▶ _EXERCISE MATERIALS_
* begin *

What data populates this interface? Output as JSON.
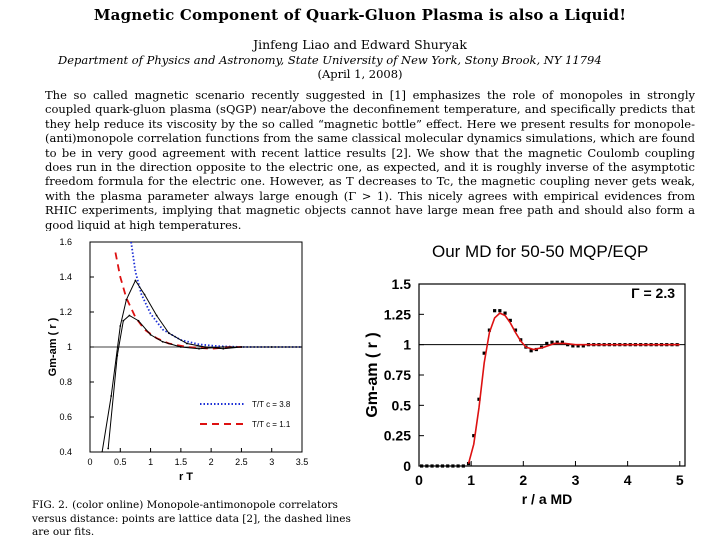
{
  "paper": {
    "title": "Magnetic Component of Quark-Gluon Plasma is also a Liquid!",
    "authors": "Jinfeng Liao and Edward Shuryak",
    "affiliation": "Department of Physics and Astronomy, State University of New York, Stony Brook, NY 11794",
    "date": "(April 1, 2008)",
    "abstract": "The so called magnetic scenario recently suggested in [1] emphasizes the role of monopoles in strongly coupled quark-gluon plasma (sQGP) near/above the deconfinement temperature, and specifically predicts that they help reduce its viscosity by the so called “magnetic bottle” effect. Here we present results for monopole-(anti)monopole correlation functions from the same classical molecular dynamics simulations, which are found to be in very good agreement with recent lattice results [2]. We show that the magnetic Coulomb coupling does run in the direction opposite to the electric one, as expected, and it is roughly inverse of the asymptotic freedom formula for the electric one. However, as T decreases to Tc, the magnetic coupling never gets weak, with the plasma parameter always large enough (Γ > 1). This nicely agrees with empirical evidences from RHIC experiments, implying that magnetic objects cannot have large mean free path and should also form a good liquid at high temperatures.",
    "caption_label": "FIG. 2.",
    "caption_text": "(color online) Monopole-antimonopole correlators versus distance: points are lattice data [2], the dashed lines are our fits."
  },
  "colors": {
    "blue": "#1c2fd6",
    "red": "#dd1111",
    "black": "#000000"
  },
  "chart_data": [
    {
      "type": "line",
      "title": "",
      "xlabel": "r T",
      "ylabel": "Gm-am ( r )",
      "xlim": [
        0,
        3.5
      ],
      "ylim": [
        0.4,
        1.6
      ],
      "xticks": [
        "0",
        "0.5",
        "1",
        "1.5",
        "2",
        "2.5",
        "3",
        "3.5"
      ],
      "yticks": [
        "0.4",
        "0.6",
        "0.8",
        "1",
        "1.2",
        "1.4",
        "1.6"
      ],
      "reference_line": 1,
      "legend_position": "bottom-right",
      "series": [
        {
          "name": "T/T c = 3.8",
          "style": "dotted",
          "color": "#1c2fd6",
          "x": [
            0.67,
            0.75,
            0.85,
            1.0,
            1.2,
            1.5,
            1.8,
            2.1,
            2.5,
            3.0,
            3.5
          ],
          "y": [
            1.62,
            1.43,
            1.3,
            1.19,
            1.1,
            1.04,
            1.015,
            1.005,
            1.0,
            1.0,
            1.0
          ]
        },
        {
          "name": "T/T c = 1.1",
          "style": "dashed",
          "color": "#dd1111",
          "x": [
            0.42,
            0.5,
            0.6,
            0.75,
            0.9,
            1.1,
            1.3,
            1.6,
            2.0,
            2.3,
            2.5
          ],
          "y": [
            1.54,
            1.4,
            1.28,
            1.17,
            1.1,
            1.05,
            1.02,
            1.0,
            0.99,
            1.0,
            1.0
          ]
        },
        {
          "name": "",
          "style": "solid-points",
          "color": "#000000",
          "x": [
            0.2,
            0.35,
            0.5,
            0.6,
            0.75,
            0.9,
            1.1,
            1.3,
            1.6,
            1.9,
            2.2,
            2.5,
            3.0,
            3.5
          ],
          "y": [
            0.4,
            0.72,
            1.12,
            1.27,
            1.38,
            1.3,
            1.18,
            1.08,
            1.02,
            1.0,
            0.99,
            1.0,
            1.0,
            1.0
          ]
        },
        {
          "name": "",
          "style": "solid-points",
          "color": "#000000",
          "x": [
            0.3,
            0.45,
            0.55,
            0.65,
            0.8,
            1.0,
            1.2,
            1.5,
            1.8,
            2.2,
            2.5
          ],
          "y": [
            0.42,
            0.95,
            1.15,
            1.18,
            1.15,
            1.07,
            1.03,
            1.0,
            0.99,
            1.0,
            1.0
          ]
        }
      ]
    },
    {
      "type": "scatter",
      "title": "Our MD for 50-50 MQP/EQP",
      "annotation": "Γ = 2.3",
      "xlabel": "r / a MD",
      "ylabel": "Gm-am ( r )",
      "xlim": [
        0,
        5.1
      ],
      "ylim": [
        0,
        1.5
      ],
      "xticks": [
        "0",
        "1",
        "2",
        "3",
        "4",
        "5"
      ],
      "yticks": [
        "0",
        "0.25",
        "0.5",
        "0.75",
        "1",
        "1.25",
        "1.5"
      ],
      "reference_line": 1,
      "series": [
        {
          "name": "",
          "type": "scatter",
          "color": "#000000",
          "x": [
            0.05,
            0.15,
            0.25,
            0.35,
            0.45,
            0.55,
            0.65,
            0.75,
            0.85,
            0.95,
            1.05,
            1.15,
            1.25,
            1.35,
            1.45,
            1.55,
            1.65,
            1.75,
            1.85,
            1.95,
            2.05,
            2.15,
            2.25,
            2.35,
            2.45,
            2.55,
            2.65,
            2.75,
            2.85,
            2.95,
            3.05,
            3.15,
            3.25,
            3.35,
            3.45,
            3.55,
            3.65,
            3.75,
            3.85,
            3.95,
            4.05,
            4.15,
            4.25,
            4.35,
            4.45,
            4.55,
            4.65,
            4.75,
            4.85,
            4.95
          ],
          "y": [
            0,
            0,
            0,
            0,
            0,
            0,
            0,
            0,
            0,
            0.02,
            0.25,
            0.55,
            0.93,
            1.12,
            1.28,
            1.28,
            1.26,
            1.2,
            1.12,
            1.04,
            0.98,
            0.95,
            0.96,
            0.98,
            1.01,
            1.02,
            1.02,
            1.02,
            1.0,
            0.99,
            0.99,
            0.99,
            1.0,
            1.0,
            1.0,
            1.0,
            1.0,
            1.0,
            1.0,
            1.0,
            1.0,
            1.0,
            1.0,
            1.0,
            1.0,
            1.0,
            1.0,
            1.0,
            1.0,
            1.0
          ]
        },
        {
          "name": "",
          "type": "line",
          "color": "#dd1111",
          "x": [
            0.95,
            1.05,
            1.15,
            1.25,
            1.35,
            1.45,
            1.55,
            1.65,
            1.75,
            1.85,
            1.95,
            2.05,
            2.2,
            2.4,
            2.6,
            2.8,
            3.0,
            3.5,
            4.0,
            4.5,
            5.0
          ],
          "y": [
            0.02,
            0.18,
            0.48,
            0.85,
            1.1,
            1.22,
            1.26,
            1.24,
            1.18,
            1.1,
            1.03,
            0.98,
            0.96,
            0.98,
            1.01,
            1.01,
            1.0,
            1.0,
            1.0,
            1.0,
            1.0
          ]
        }
      ]
    }
  ]
}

* end *

▶ _EXERCISE REQUIREMENTS_
Transcribe the records above exactly as they appear, leaving out any pictures.

▶ _ANSWER TO THE PROBLEM_
What data populates this interface? Output as JSON.
{
  "paper": {
    "title": "Magnetic Component of Quark-Gluon Plasma is also a Liquid!",
    "authors": "Jinfeng Liao and Edward Shuryak",
    "affiliation": "Department of Physics and Astronomy, State University of New York, Stony Brook, NY 11794",
    "date": "(April 1, 2008)",
    "abstract": "The so called magnetic scenario recently suggested in [1] emphasizes the role of monopoles in strongly coupled quark-gluon plasma (sQGP) near/above the deconfinement temperature, and specifically predicts that they help reduce its viscosity by the so called “magnetic bottle” effect. Here we present results for monopole-(anti)monopole correlation functions from the same classical molecular dynamics simulations, which are found to be in very good agreement with recent lattice results [2]. We show that the magnetic Coulomb coupling does run in the direction opposite to the electric one, as expected, and it is roughly inverse of the asymptotic freedom formula for the electric one. However, as T decreases to Tc, the magnetic coupling never gets weak, with the plasma parameter always large enough (Γ > 1). This nicely agrees with empirical evidences from RHIC experiments, implying that magnetic objects cannot have large mean free path and should also form a good liquid at high temperatures.",
    "caption_label": "FIG. 2.",
    "caption_text": "(color online) Monopole-antimonopole correlators versus distance: points are lattice data [2], the dashed lines are our fits."
  },
  "colors": {
    "blue": "#1c2fd6",
    "red": "#dd1111",
    "black": "#000000"
  },
  "chart_data": [
    {
      "type": "line",
      "title": "",
      "xlabel": "r T",
      "ylabel": "Gm-am ( r )",
      "xlim": [
        0,
        3.5
      ],
      "ylim": [
        0.4,
        1.6
      ],
      "xticks": [
        "0",
        "0.5",
        "1",
        "1.5",
        "2",
        "2.5",
        "3",
        "3.5"
      ],
      "yticks": [
        "0.4",
        "0.6",
        "0.8",
        "1",
        "1.2",
        "1.4",
        "1.6"
      ],
      "reference_line": 1,
      "legend_position": "bottom-right",
      "series": [
        {
          "name": "T/T c = 3.8",
          "style": "dotted",
          "color": "#1c2fd6",
          "x": [
            0.67,
            0.75,
            0.85,
            1.0,
            1.2,
            1.5,
            1.8,
            2.1,
            2.5,
            3.0,
            3.5
          ],
          "y": [
            1.62,
            1.43,
            1.3,
            1.19,
            1.1,
            1.04,
            1.015,
            1.005,
            1.0,
            1.0,
            1.0
          ]
        },
        {
          "name": "T/T c = 1.1",
          "style": "dashed",
          "color": "#dd1111",
          "x": [
            0.42,
            0.5,
            0.6,
            0.75,
            0.9,
            1.1,
            1.3,
            1.6,
            2.0,
            2.3,
            2.5
          ],
          "y": [
            1.54,
            1.4,
            1.28,
            1.17,
            1.1,
            1.05,
            1.02,
            1.0,
            0.99,
            1.0,
            1.0
          ]
        },
        {
          "name": "",
          "style": "solid-points",
          "color": "#000000",
          "x": [
            0.2,
            0.35,
            0.5,
            0.6,
            0.75,
            0.9,
            1.1,
            1.3,
            1.6,
            1.9,
            2.2,
            2.5,
            3.0,
            3.5
          ],
          "y": [
            0.4,
            0.72,
            1.12,
            1.27,
            1.38,
            1.3,
            1.18,
            1.08,
            1.02,
            1.0,
            0.99,
            1.0,
            1.0,
            1.0
          ]
        },
        {
          "name": "",
          "style": "solid-points",
          "color": "#000000",
          "x": [
            0.3,
            0.45,
            0.55,
            0.65,
            0.8,
            1.0,
            1.2,
            1.5,
            1.8,
            2.2,
            2.5
          ],
          "y": [
            0.42,
            0.95,
            1.15,
            1.18,
            1.15,
            1.07,
            1.03,
            1.0,
            0.99,
            1.0,
            1.0
          ]
        }
      ]
    },
    {
      "type": "scatter",
      "title": "Our MD for 50-50 MQP/EQP",
      "annotation": "Γ = 2.3",
      "xlabel": "r / a MD",
      "ylabel": "Gm-am ( r )",
      "xlim": [
        0,
        5.1
      ],
      "ylim": [
        0,
        1.5
      ],
      "xticks": [
        "0",
        "1",
        "2",
        "3",
        "4",
        "5"
      ],
      "yticks": [
        "0",
        "0.25",
        "0.5",
        "0.75",
        "1",
        "1.25",
        "1.5"
      ],
      "reference_line": 1,
      "series": [
        {
          "name": "",
          "type": "scatter",
          "color": "#000000",
          "x": [
            0.05,
            0.15,
            0.25,
            0.35,
            0.45,
            0.55,
            0.65,
            0.75,
            0.85,
            0.95,
            1.05,
            1.15,
            1.25,
            1.35,
            1.45,
            1.55,
            1.65,
            1.75,
            1.85,
            1.95,
            2.05,
            2.15,
            2.25,
            2.35,
            2.45,
            2.55,
            2.65,
            2.75,
            2.85,
            2.95,
            3.05,
            3.15,
            3.25,
            3.35,
            3.45,
            3.55,
            3.65,
            3.75,
            3.85,
            3.95,
            4.05,
            4.15,
            4.25,
            4.35,
            4.45,
            4.55,
            4.65,
            4.75,
            4.85,
            4.95
          ],
          "y": [
            0,
            0,
            0,
            0,
            0,
            0,
            0,
            0,
            0,
            0.02,
            0.25,
            0.55,
            0.93,
            1.12,
            1.28,
            1.28,
            1.26,
            1.2,
            1.12,
            1.04,
            0.98,
            0.95,
            0.96,
            0.98,
            1.01,
            1.02,
            1.02,
            1.02,
            1.0,
            0.99,
            0.99,
            0.99,
            1.0,
            1.0,
            1.0,
            1.0,
            1.0,
            1.0,
            1.0,
            1.0,
            1.0,
            1.0,
            1.0,
            1.0,
            1.0,
            1.0,
            1.0,
            1.0,
            1.0,
            1.0
          ]
        },
        {
          "name": "",
          "type": "line",
          "color": "#dd1111",
          "x": [
            0.95,
            1.05,
            1.15,
            1.25,
            1.35,
            1.45,
            1.55,
            1.65,
            1.75,
            1.85,
            1.95,
            2.05,
            2.2,
            2.4,
            2.6,
            2.8,
            3.0,
            3.5,
            4.0,
            4.5,
            5.0
          ],
          "y": [
            0.02,
            0.18,
            0.48,
            0.85,
            1.1,
            1.22,
            1.26,
            1.24,
            1.18,
            1.1,
            1.03,
            0.98,
            0.96,
            0.98,
            1.01,
            1.01,
            1.0,
            1.0,
            1.0,
            1.0,
            1.0
          ]
        }
      ]
    }
  ]
}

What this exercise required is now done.